### [What to produce]
Below are entries; tally how many lines hold the string "assignment" and answer with only that figure.

### [Collected data]

○ ○ ○

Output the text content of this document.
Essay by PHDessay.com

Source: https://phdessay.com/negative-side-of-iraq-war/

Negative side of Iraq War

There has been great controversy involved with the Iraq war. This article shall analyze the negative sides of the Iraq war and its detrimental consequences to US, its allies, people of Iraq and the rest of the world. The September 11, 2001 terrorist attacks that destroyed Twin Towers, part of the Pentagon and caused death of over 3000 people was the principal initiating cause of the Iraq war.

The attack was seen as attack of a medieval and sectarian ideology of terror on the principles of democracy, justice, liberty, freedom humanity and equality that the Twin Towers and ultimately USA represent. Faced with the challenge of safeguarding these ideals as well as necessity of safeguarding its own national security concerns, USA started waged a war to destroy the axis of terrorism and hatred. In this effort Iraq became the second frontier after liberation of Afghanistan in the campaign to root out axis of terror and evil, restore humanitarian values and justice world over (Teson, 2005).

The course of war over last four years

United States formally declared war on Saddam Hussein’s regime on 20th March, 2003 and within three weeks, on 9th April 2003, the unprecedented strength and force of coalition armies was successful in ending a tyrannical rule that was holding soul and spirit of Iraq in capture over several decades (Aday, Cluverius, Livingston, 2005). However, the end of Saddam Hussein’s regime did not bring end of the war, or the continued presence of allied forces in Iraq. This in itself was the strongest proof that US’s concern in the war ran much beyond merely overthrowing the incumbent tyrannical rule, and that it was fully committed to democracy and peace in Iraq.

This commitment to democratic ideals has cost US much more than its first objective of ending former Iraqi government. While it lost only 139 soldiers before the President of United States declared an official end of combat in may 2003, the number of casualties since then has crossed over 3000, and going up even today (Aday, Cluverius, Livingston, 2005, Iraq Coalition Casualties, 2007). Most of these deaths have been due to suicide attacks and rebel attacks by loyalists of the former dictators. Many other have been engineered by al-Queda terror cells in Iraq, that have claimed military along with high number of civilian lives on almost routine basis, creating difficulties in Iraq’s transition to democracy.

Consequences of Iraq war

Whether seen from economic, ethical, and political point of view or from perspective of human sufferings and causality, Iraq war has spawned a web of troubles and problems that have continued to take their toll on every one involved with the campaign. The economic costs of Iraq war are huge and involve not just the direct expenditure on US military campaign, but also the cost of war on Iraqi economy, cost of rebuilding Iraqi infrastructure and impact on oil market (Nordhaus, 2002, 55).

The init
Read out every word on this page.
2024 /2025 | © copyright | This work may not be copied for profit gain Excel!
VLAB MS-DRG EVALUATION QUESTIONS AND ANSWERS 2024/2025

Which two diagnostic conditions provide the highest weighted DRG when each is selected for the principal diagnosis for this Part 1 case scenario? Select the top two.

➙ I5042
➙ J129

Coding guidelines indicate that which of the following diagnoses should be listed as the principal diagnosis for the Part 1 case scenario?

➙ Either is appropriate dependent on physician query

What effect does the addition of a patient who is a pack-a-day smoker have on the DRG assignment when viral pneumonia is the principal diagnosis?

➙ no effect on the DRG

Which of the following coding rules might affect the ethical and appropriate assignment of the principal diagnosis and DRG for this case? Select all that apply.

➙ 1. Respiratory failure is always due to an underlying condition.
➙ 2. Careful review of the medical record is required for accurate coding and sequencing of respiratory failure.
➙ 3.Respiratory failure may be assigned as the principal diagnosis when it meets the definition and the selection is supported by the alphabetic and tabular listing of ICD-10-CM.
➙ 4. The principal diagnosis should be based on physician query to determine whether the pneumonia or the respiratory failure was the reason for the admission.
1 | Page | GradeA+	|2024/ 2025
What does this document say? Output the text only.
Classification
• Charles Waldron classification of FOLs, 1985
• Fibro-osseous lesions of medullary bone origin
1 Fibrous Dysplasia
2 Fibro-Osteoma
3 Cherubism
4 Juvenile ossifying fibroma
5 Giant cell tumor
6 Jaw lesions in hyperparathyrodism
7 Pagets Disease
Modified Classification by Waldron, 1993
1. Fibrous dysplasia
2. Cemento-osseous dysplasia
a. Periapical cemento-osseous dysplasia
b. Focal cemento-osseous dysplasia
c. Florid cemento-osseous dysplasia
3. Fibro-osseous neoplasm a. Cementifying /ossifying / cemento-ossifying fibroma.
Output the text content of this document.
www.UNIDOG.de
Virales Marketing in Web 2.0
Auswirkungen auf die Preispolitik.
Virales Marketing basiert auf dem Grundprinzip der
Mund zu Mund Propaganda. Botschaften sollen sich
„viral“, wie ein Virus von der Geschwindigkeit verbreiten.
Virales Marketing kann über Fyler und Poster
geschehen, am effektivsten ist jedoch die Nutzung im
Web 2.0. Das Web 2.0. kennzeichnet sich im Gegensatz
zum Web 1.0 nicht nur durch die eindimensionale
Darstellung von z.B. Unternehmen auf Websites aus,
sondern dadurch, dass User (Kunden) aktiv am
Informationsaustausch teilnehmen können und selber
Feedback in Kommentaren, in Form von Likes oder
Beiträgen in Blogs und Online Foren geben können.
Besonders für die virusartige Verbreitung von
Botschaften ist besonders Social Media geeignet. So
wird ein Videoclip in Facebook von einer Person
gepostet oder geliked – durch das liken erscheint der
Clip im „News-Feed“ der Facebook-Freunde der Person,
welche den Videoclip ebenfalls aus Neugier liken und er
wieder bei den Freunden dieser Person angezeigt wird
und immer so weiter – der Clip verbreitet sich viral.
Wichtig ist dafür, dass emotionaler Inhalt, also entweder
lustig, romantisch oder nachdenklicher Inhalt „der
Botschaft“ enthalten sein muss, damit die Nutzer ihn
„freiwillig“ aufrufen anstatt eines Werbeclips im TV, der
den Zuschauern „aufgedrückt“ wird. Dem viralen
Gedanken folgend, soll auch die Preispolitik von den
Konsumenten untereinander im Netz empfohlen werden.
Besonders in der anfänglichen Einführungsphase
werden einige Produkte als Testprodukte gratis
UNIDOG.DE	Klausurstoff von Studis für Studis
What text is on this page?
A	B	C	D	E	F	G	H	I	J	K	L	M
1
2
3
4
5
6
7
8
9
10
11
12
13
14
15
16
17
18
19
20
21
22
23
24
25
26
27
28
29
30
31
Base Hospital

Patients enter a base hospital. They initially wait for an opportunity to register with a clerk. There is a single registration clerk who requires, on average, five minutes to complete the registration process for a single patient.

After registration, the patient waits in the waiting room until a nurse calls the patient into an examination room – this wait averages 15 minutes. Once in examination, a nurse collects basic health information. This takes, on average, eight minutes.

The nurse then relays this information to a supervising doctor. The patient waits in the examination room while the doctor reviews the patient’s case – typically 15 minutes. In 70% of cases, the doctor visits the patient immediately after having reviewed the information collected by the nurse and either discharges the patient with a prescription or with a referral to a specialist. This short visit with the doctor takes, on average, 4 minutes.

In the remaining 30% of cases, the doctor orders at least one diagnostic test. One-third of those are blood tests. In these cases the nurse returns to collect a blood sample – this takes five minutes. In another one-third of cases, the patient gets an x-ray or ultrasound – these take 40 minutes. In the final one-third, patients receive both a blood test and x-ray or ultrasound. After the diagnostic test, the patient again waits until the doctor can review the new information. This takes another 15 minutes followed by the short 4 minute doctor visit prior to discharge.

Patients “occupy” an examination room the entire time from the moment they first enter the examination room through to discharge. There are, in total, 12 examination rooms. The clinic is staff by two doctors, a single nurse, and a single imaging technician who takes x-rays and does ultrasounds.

○ ○ ○

### [Task answer]
2